* **EXERCISE TEXT**:

Onur first visit to South Dakota’s Badlands National Park back in 2009, it was hard to stop taking photos. The same held true with our return engagement, which is why they’re getting two galleries. This one features a key difference from the other one: signs of life in the photos besides rocks, nature, and geological beauty. Animals! People! Literally signs! And more!

Anne got out to snap a pic of the park entrance. Another tourist helpfully offered to take her photo. Then she had to take photos for the next sixteen tourists after her.
Previously on Midlife Crisis Crossover:
Every year since 1999 Anne and I have taken a road trip to a different part of the United States and seen attractions, wonders, and events we didn’t have back home in Indianapolis. From 1999 to 2003 we did so as best friends; from 2004 to the present, as husband and wife. We were each raised in a household that couldn’t afford annual out-of-state family vacations. We’re geeks more accustomed to vicarious life through the windows of pop culture than through in-person adventures. Eventually we tired of some of our self-imposed limitations and figured out how to leave the comforts of home for the chance to see creative, exciting, breathtaking, outlandish, and/or bewildering new sights in states beyond our own, from the horizons of nature to the limits of imagination, from history’s greatest hits to humanity’s deepest regrets and the sometimes quotidian, sometimes quirky stopovers in between.

* **REQUIRED TASKS**:
- a) In the Badlands post, in what year did Anne and the writer begin their annual road trips?
- b) Carry the Badlands road-trip post forward from the point where it stops.

* **SOURCE DATA**:
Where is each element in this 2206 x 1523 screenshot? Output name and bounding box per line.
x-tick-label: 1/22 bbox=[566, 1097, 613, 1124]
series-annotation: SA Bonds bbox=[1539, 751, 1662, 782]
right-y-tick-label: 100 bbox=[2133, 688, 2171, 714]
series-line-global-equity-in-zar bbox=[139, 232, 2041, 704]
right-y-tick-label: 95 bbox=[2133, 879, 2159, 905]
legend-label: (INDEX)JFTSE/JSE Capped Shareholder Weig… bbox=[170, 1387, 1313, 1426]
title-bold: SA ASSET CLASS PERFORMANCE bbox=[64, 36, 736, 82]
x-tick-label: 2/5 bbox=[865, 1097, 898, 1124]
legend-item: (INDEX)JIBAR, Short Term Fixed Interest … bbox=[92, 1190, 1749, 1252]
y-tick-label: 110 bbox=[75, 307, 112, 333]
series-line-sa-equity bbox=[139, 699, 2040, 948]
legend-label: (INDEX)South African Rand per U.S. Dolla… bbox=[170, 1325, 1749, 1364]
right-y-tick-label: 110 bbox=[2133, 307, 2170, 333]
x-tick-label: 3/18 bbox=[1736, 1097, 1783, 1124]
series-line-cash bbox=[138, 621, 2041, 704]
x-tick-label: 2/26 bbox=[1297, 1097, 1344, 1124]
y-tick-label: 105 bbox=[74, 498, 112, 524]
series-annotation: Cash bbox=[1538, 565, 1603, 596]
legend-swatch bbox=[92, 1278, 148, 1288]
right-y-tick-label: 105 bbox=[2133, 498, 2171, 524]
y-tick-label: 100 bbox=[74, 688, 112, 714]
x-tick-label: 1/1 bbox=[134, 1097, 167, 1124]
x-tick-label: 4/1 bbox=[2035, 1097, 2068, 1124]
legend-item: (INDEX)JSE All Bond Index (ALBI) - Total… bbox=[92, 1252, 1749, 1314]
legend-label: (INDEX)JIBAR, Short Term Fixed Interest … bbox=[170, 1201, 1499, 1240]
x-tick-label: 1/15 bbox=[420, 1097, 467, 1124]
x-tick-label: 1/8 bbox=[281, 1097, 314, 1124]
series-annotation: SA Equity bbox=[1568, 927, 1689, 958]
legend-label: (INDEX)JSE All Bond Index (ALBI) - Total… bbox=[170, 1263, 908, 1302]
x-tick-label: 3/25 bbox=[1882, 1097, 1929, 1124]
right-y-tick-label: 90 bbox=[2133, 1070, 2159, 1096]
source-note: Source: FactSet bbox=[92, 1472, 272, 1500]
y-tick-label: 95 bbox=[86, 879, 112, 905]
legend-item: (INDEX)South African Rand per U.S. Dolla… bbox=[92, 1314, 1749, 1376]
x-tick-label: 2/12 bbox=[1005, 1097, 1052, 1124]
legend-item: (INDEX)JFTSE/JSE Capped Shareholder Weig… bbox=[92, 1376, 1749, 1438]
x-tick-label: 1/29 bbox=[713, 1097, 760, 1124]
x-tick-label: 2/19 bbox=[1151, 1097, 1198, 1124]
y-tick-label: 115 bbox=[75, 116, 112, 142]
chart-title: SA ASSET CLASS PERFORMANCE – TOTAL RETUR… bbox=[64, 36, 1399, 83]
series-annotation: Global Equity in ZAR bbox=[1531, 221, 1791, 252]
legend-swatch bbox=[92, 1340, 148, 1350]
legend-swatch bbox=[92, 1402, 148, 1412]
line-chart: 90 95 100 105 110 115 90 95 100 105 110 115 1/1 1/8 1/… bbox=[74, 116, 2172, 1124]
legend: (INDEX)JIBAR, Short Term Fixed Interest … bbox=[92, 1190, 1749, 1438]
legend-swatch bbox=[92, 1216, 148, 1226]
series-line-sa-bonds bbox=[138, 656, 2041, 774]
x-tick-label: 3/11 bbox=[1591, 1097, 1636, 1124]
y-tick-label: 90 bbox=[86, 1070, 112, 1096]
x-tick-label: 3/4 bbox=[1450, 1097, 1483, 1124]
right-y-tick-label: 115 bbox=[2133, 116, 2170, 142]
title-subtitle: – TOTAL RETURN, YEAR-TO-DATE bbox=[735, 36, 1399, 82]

* **LIST OF ANSWERS**:
- a) 1999

- b)
We’re the Goldens. This is who we are and what we do.
Technically not even 2020 stopped us. We played by the new rules of the interim normal and wandered Indiana in multiple directions as safely as we could. This year the long-awaited vaccines arrived. For 2021 we agreed we had to go big. Our new primary objective was Yellowstone National Park, 1500 miles from Indy…
And now, back to more Badlands, already in progress.

The same 12-foot, 6-ton prairie dog statue we saw last time, slightly moved. Note another cameo from the rental Altima.

I nearly made this the lead photo because awwwwwww, but then I remembered that one time I thought meerkats were cute and readers didn’t care, so the prairie dog can just shut up and chill out.

Also roaming the park were wild herds of untamed SUVs that clustered like wolves whenever a stray goat happened by.

Signs warned us other local lifeforms might do damage, but we never ran into them. Maybe that’s what the three young ladies at far right found.

Most folks are too astonished by the Badlands to speed through, but someone out there was a traveler so unimpressed that they needed signs to tell them, “SLOW DOWN! YOU’RE MISSING IT! AND DRIVING UNSAFELY!”

Parties generally distanced from each other, pretty much as they did pre-pandemic for “stranger danger” reasons.

In some parts you can walk out from street level to the tops of peaks, have someone take a pic 200 feet away, crop out the street-level portion and make you look like Hillary and Norgay.

Per the park map, at far right is technically a Point Of Interest. As is arguably every single square mile around us.
…and then a couple hours later we finally moved on toward Rapid City, which contained far fewer natural wonders but in its favor did have a hotel and some food.
To be continued!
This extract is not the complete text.